**GIVEN INSTRUCTION:**
Copy out each line of the material in which the word "color" appears.

Excerpts from a figure dataset:
★ ★ ★ ★ ★ ★ ★
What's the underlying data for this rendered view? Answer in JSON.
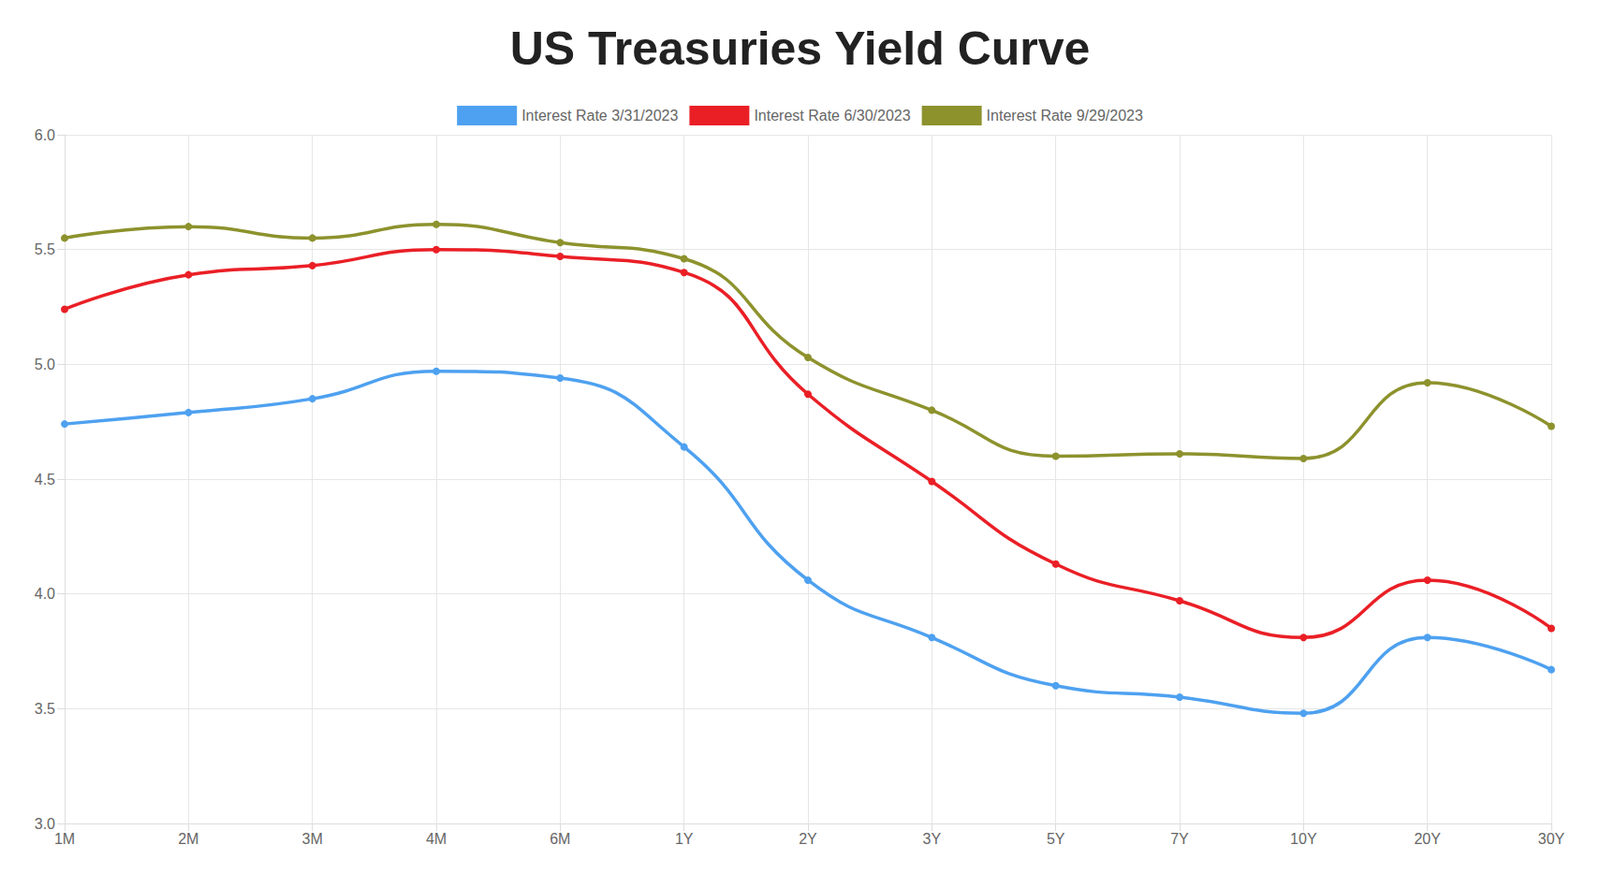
{
  "chart_data": {
    "type": "line",
    "title": "US Treasuries Yield Curve",
    "categories": [
      "1M",
      "2M",
      "3M",
      "4M",
      "6M",
      "1Y",
      "2Y",
      "3Y",
      "5Y",
      "7Y",
      "10Y",
      "20Y",
      "30Y"
    ],
    "series": [
      {
        "name": "Interest Rate 3/31/2023",
        "color": "#4ea1f0",
        "values": [
          4.74,
          4.79,
          4.85,
          4.97,
          4.94,
          4.64,
          4.06,
          3.81,
          3.6,
          3.55,
          3.48,
          3.81,
          3.67
        ]
      },
      {
        "name": "Interest Rate 6/30/2023",
        "color": "#ea1f26",
        "values": [
          5.24,
          5.39,
          5.43,
          5.5,
          5.47,
          5.4,
          4.87,
          4.49,
          4.13,
          3.97,
          3.81,
          4.06,
          3.85
        ]
      },
      {
        "name": "Interest Rate 9/29/2023",
        "color": "#8d922d",
        "values": [
          5.55,
          5.6,
          5.55,
          5.61,
          5.53,
          5.46,
          5.03,
          4.8,
          4.6,
          4.61,
          4.59,
          4.92,
          4.73
        ]
      }
    ],
    "ylim": [
      3,
      6
    ],
    "yticks": [
      {
        "value": 3,
        "label": "3.0"
      },
      3.5,
      {
        "value": 4,
        "label": "4.0"
      },
      4.5,
      {
        "value": 5,
        "label": "5.0"
      },
      5.5,
      {
        "value": 6,
        "label": "6.0"
      }
    ],
    "grid": true,
    "legend": "top",
    "marker": "circle",
    "line_style": "smooth"
  }
}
★ ★ ★ ★ ★ ★ ★
**SOLUTION FOR THIS EXERCISE:**
        "color": "#4ea1f0",
        "color": "#ea1f26",
        "color": "#8d922d",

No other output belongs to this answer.